◆ Set problem: Find the string "nostra" in the records. Copy every line it appears in.

◆ Entries:
+++

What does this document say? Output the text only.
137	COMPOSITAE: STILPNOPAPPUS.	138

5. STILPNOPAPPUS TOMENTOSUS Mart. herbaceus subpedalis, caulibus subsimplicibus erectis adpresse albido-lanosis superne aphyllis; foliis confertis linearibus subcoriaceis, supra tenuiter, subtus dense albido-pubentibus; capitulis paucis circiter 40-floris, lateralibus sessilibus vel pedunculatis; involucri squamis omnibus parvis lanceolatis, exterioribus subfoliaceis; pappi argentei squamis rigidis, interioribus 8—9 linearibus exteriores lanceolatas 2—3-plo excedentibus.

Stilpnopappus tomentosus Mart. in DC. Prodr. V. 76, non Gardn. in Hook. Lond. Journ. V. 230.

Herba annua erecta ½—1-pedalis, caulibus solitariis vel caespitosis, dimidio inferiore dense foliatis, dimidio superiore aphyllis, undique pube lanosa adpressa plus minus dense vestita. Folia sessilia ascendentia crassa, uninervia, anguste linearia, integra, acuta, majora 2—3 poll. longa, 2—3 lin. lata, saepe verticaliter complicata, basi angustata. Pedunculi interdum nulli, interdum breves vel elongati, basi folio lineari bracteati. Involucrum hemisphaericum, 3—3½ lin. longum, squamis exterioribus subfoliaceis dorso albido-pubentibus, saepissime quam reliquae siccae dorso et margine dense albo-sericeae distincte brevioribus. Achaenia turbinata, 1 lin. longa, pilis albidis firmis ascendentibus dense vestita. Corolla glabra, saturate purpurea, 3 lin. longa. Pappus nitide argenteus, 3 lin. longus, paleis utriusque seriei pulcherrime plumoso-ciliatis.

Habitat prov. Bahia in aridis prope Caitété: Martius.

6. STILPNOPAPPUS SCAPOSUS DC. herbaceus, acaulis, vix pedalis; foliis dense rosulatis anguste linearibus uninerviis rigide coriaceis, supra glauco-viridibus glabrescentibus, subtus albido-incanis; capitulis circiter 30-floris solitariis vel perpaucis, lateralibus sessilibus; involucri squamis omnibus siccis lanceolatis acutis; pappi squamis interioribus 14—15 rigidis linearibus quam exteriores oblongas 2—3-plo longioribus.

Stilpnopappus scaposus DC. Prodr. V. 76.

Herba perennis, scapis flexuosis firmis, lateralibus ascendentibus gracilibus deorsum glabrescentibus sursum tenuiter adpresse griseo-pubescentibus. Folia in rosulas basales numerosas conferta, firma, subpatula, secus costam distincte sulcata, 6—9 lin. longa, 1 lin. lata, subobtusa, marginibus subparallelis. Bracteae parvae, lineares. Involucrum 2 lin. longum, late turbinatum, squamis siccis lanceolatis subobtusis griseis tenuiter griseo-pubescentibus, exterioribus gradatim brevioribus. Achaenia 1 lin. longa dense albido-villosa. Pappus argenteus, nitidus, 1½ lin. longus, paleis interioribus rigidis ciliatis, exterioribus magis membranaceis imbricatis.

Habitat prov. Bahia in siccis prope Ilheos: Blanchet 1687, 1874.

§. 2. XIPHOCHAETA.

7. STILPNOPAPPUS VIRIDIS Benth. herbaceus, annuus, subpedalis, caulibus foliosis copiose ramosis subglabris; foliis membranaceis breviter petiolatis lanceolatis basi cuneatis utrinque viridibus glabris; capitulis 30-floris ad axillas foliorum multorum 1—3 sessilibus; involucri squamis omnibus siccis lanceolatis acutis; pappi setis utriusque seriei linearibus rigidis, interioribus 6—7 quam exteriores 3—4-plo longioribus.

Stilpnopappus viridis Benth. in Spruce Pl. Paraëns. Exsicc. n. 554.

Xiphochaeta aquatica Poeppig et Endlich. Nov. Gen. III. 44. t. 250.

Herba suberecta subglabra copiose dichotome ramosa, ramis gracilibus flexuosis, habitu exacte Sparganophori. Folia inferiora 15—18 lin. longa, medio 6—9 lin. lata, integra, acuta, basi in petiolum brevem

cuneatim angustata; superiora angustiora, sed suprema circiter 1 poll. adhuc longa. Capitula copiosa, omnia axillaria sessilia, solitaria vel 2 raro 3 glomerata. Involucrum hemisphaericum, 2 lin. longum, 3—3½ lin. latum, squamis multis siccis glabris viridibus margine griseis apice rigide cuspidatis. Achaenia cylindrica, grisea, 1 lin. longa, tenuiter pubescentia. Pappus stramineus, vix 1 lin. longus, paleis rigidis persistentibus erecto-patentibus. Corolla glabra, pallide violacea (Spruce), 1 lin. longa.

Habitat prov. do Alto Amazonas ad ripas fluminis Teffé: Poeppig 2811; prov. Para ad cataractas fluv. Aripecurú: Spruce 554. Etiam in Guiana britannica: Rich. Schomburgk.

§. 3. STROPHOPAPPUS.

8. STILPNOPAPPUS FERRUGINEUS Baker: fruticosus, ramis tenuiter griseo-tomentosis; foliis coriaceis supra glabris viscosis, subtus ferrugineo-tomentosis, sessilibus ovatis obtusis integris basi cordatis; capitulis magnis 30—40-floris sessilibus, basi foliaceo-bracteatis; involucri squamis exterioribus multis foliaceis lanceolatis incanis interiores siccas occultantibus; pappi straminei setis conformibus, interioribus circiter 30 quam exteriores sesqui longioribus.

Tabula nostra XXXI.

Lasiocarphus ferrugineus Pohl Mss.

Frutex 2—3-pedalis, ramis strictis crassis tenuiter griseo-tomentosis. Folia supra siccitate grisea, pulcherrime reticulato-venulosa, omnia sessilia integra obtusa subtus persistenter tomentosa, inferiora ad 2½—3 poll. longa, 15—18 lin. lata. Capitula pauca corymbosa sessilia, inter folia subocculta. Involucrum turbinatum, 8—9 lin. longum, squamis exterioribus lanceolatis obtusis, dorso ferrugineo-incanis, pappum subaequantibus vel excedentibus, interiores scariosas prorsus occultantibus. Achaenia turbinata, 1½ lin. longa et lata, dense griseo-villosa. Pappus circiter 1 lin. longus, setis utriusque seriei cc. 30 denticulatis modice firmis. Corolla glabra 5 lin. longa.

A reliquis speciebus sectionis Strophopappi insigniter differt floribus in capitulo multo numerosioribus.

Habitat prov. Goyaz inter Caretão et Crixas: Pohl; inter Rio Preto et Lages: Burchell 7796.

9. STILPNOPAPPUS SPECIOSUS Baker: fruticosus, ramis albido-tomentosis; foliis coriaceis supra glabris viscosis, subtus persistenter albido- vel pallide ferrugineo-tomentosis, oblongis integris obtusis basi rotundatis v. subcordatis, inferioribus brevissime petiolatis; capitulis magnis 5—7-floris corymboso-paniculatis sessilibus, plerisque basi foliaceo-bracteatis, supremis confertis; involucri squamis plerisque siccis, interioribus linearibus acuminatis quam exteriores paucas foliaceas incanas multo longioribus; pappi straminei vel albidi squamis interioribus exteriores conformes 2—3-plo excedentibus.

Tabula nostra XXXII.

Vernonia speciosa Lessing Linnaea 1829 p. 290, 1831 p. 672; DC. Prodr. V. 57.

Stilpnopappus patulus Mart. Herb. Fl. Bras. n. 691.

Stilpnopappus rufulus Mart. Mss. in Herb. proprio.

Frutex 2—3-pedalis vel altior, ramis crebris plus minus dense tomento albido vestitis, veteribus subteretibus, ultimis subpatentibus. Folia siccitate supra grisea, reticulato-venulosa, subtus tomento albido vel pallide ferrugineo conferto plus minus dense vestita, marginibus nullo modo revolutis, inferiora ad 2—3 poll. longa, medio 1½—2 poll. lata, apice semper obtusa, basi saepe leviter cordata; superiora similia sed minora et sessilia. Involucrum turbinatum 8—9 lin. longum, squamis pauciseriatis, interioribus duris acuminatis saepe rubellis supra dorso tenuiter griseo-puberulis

+++

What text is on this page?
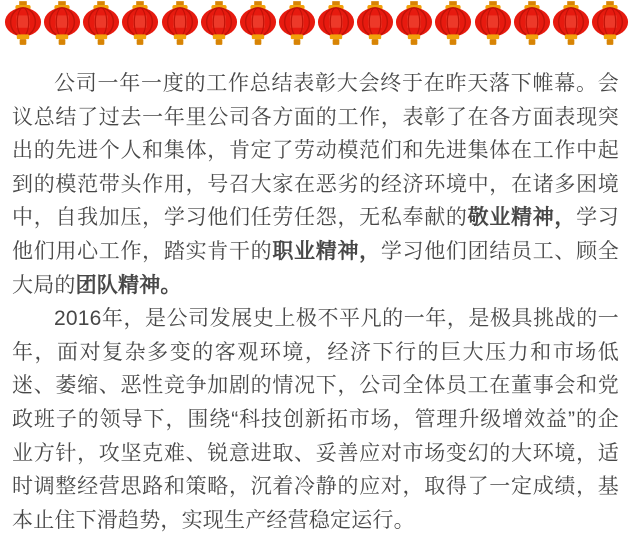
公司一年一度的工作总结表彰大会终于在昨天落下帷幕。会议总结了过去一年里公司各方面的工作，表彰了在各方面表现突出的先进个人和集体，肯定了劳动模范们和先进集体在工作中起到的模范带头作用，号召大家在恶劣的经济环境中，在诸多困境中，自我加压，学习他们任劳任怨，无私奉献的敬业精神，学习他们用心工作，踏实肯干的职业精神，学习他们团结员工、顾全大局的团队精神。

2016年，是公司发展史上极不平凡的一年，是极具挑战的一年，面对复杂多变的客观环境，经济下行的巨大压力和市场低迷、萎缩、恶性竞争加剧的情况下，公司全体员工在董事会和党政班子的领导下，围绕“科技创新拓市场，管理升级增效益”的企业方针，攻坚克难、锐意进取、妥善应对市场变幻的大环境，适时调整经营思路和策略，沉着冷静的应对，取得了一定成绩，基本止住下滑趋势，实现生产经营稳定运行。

+++

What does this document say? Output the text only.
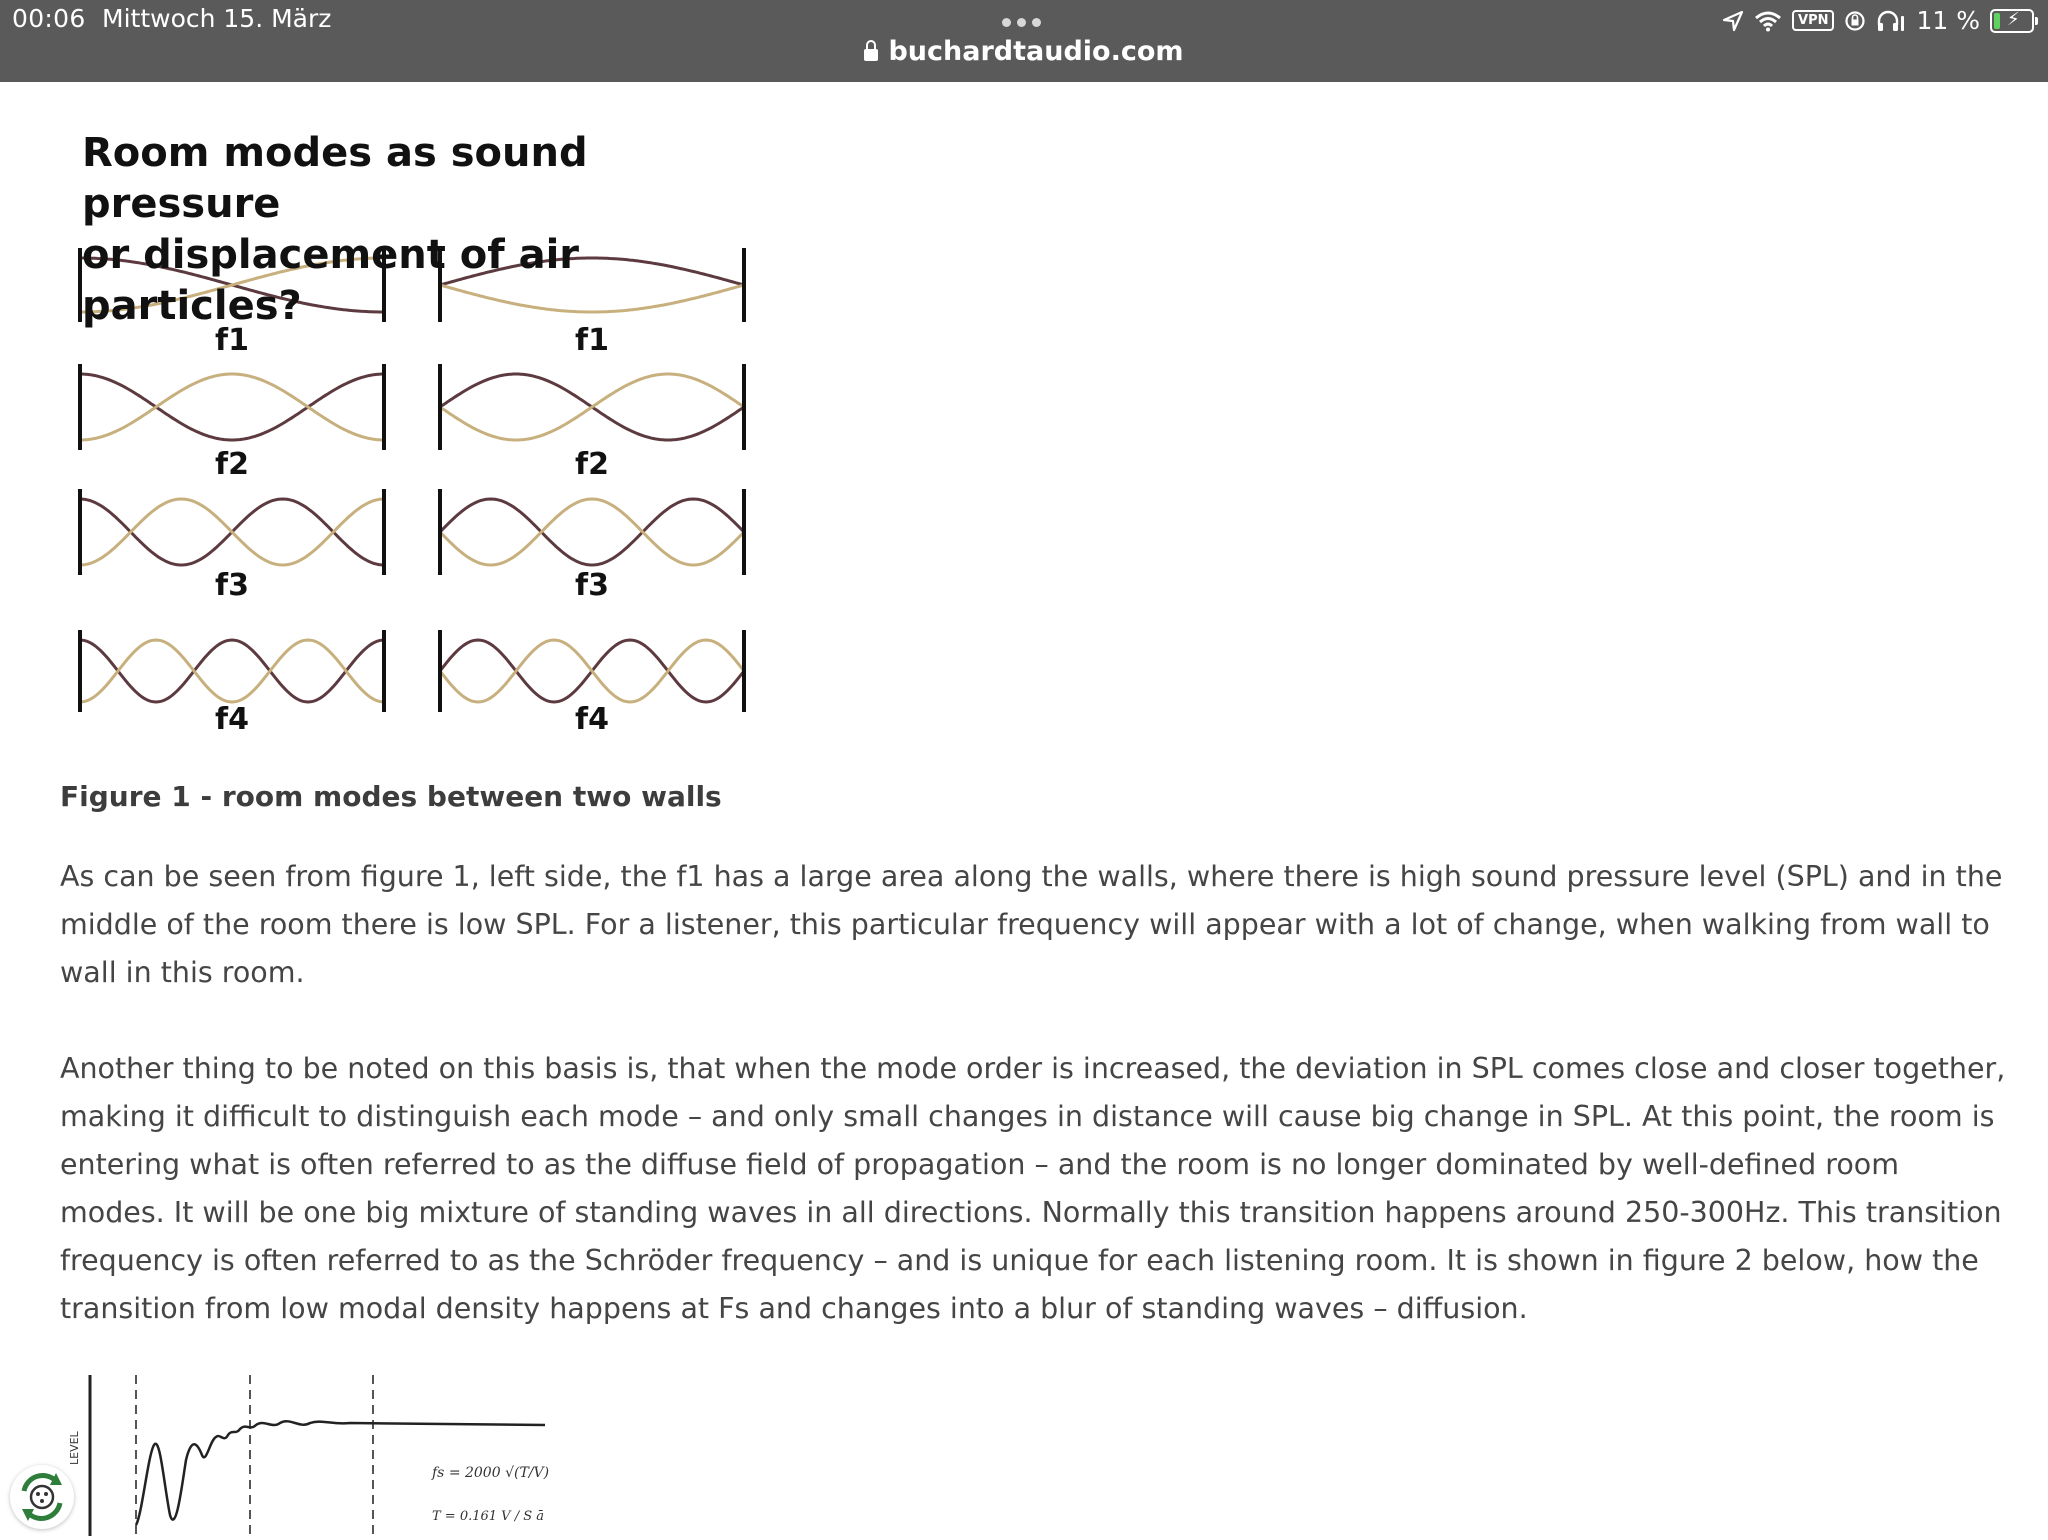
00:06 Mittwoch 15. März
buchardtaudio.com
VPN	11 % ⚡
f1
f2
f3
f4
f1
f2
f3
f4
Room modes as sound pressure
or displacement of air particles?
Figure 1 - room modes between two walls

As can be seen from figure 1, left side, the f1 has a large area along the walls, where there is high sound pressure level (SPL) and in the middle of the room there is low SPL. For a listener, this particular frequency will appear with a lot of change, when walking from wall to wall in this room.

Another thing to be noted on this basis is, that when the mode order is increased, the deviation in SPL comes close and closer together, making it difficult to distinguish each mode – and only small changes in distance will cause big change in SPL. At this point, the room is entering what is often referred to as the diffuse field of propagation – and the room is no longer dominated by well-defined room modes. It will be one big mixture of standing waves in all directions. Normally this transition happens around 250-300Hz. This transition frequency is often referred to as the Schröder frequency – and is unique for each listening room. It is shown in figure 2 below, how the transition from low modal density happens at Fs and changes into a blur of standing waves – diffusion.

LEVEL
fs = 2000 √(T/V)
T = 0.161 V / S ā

+++

◆ Problem solution:
Tabula nostra XXXI.
Tabula nostra XXXII.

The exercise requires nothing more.